-- START AVAILABLE DATA --

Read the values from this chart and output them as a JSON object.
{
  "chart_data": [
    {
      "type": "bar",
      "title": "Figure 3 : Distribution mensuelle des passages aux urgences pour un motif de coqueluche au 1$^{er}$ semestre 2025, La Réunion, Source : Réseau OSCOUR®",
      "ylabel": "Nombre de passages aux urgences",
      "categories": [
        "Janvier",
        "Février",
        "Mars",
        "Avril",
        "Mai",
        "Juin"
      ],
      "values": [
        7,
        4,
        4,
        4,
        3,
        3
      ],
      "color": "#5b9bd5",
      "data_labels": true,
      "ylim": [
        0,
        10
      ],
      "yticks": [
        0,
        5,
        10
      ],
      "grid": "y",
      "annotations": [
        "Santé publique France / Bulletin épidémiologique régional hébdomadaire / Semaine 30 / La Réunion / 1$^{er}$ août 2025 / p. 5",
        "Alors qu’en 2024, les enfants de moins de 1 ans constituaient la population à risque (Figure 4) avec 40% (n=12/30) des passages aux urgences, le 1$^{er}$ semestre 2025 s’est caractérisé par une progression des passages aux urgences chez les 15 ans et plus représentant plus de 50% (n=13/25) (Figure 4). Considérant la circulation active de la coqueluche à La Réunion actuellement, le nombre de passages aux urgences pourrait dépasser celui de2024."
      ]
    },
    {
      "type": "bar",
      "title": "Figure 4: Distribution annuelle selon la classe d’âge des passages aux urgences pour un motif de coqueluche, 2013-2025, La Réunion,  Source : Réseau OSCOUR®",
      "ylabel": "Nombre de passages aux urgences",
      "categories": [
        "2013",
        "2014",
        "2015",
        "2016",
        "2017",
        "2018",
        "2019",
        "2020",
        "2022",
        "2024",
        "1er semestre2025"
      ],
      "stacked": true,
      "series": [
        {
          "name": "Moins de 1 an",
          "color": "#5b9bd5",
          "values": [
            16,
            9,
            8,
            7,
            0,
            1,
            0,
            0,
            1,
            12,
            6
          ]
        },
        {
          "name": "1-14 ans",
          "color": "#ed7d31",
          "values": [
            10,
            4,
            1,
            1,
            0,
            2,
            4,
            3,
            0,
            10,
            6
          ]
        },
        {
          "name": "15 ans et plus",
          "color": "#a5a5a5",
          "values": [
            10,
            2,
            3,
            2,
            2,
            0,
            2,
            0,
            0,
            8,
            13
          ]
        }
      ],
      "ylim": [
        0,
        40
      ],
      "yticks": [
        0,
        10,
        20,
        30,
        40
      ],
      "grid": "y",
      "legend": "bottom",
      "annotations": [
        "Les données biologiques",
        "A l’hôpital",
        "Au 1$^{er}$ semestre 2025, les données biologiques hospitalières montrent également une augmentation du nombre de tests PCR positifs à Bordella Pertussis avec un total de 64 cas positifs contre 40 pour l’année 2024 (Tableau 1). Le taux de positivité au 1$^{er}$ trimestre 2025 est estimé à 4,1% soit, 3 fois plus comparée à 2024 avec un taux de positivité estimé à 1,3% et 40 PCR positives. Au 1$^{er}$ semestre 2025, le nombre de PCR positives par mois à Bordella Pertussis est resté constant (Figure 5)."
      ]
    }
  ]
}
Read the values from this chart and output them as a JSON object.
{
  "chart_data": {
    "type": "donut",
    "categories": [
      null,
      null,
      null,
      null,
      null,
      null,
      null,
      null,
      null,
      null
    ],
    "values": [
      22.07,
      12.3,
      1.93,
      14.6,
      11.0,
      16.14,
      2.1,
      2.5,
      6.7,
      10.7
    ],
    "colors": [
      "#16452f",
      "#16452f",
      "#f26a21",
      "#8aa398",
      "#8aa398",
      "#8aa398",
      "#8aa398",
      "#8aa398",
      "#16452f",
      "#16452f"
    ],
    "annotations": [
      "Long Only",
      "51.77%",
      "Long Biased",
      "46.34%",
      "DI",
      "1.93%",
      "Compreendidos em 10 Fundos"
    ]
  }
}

-- END AVAILABLE DATA --

[TASK OBJECTIVE]:
Using the listing, collect all lines in which the string "Réseau" is found.

[THE SOLUTION]:
      "title": "Figure 3 : Distribution mensuelle des passages aux urgences pour un motif de coqueluche au 1$^{er}$ semestre 2025, La Réunion, Source : Réseau OSCOUR®",
      "title": "Figure 4: Distribution annuelle selon la classe d’âge des passages aux urgences pour un motif de coqueluche, 2013-2025, La Réunion,  Source : Réseau OSCOUR®",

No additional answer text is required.